*WHAT IS EXPECTED*
Copy these lines out word for word, omitting the pictures.

:: STORED DATA ::

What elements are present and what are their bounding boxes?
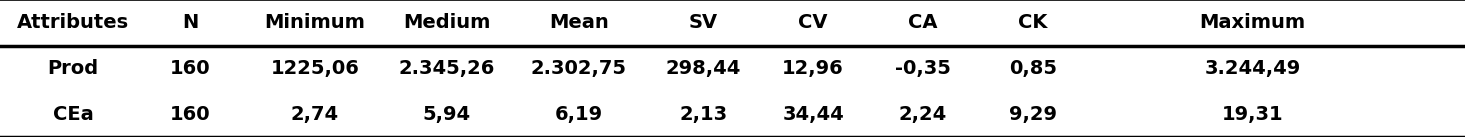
Text: N: N (182, 13, 199, 32)
Text: 5,94: 5,94 (423, 105, 470, 124)
Text: 2,74: 2,74 (292, 105, 338, 124)
Text: CEa: CEa (53, 105, 94, 124)
Text: CK: CK (1018, 13, 1047, 32)
Text: 0,85: 0,85 (1009, 59, 1056, 78)
Text: Minimum: Minimum (265, 13, 365, 32)
Text: 2.345,26: 2.345,26 (398, 59, 495, 78)
Text: 1225,06: 1225,06 (271, 59, 359, 78)
Text: 298,44: 298,44 (665, 59, 741, 78)
Text: 9,29: 9,29 (1009, 105, 1056, 124)
Text: 12,96: 12,96 (782, 59, 844, 78)
Text: 6,19: 6,19 (555, 105, 602, 124)
Text: Maximum: Maximum (1200, 13, 1305, 32)
Text: -0,35: -0,35 (895, 59, 951, 78)
Text: 160: 160 (170, 59, 211, 78)
Text: SV: SV (689, 13, 718, 32)
Text: CA: CA (908, 13, 938, 32)
Text: Prod: Prod (48, 59, 98, 78)
Text: Attributes: Attributes (18, 13, 129, 32)
Text: Mean: Mean (549, 13, 608, 32)
Text: 2.302,75: 2.302,75 (530, 59, 627, 78)
Text: 34,44: 34,44 (782, 105, 844, 124)
Text: 160: 160 (170, 105, 211, 124)
Text: 3.244,49: 3.244,49 (1204, 59, 1301, 78)
Text: 2,24: 2,24 (900, 105, 946, 124)
Text: 2,13: 2,13 (680, 105, 727, 124)
Text: CV: CV (798, 13, 828, 32)
Text: Medium: Medium (403, 13, 491, 32)
Text: 19,31: 19,31 (1222, 105, 1283, 124)
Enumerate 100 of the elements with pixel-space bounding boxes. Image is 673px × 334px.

:::

*FINAL RESULT*
What elements are present and what are their bounding boxes?
Text: N: N (182, 13, 199, 32)
Text: 5,94: 5,94 (423, 105, 470, 124)
Text: 2,74: 2,74 (292, 105, 338, 124)
Text: CEa: CEa (53, 105, 94, 124)
Text: CK: CK (1018, 13, 1047, 32)
Text: 0,85: 0,85 (1009, 59, 1056, 78)
Text: Minimum: Minimum (265, 13, 365, 32)
Text: 2.345,26: 2.345,26 (398, 59, 495, 78)
Text: 1225,06: 1225,06 (271, 59, 359, 78)
Text: 298,44: 298,44 (665, 59, 741, 78)
Text: 9,29: 9,29 (1009, 105, 1056, 124)
Text: 12,96: 12,96 (782, 59, 844, 78)
Text: 6,19: 6,19 (555, 105, 602, 124)
Text: Maximum: Maximum (1200, 13, 1305, 32)
Text: -0,35: -0,35 (895, 59, 951, 78)
Text: 160: 160 (170, 59, 211, 78)
Text: SV: SV (689, 13, 718, 32)
Text: CA: CA (908, 13, 938, 32)
Text: Prod: Prod (48, 59, 98, 78)
Text: Attributes: Attributes (18, 13, 129, 32)
Text: Mean: Mean (549, 13, 608, 32)
Text: 2.302,75: 2.302,75 (530, 59, 627, 78)
Text: 34,44: 34,44 (782, 105, 844, 124)
Text: 160: 160 (170, 105, 211, 124)
Text: 3.244,49: 3.244,49 (1204, 59, 1301, 78)
Text: 2,24: 2,24 (900, 105, 946, 124)
Text: 2,13: 2,13 (680, 105, 727, 124)
Text: CV: CV (798, 13, 828, 32)
Text: Medium: Medium (403, 13, 491, 32)
Text: 19,31: 19,31 (1222, 105, 1283, 124)
Enumerate 100 of the elements with pixel-space bounding boxes. Image is 673px × 334px.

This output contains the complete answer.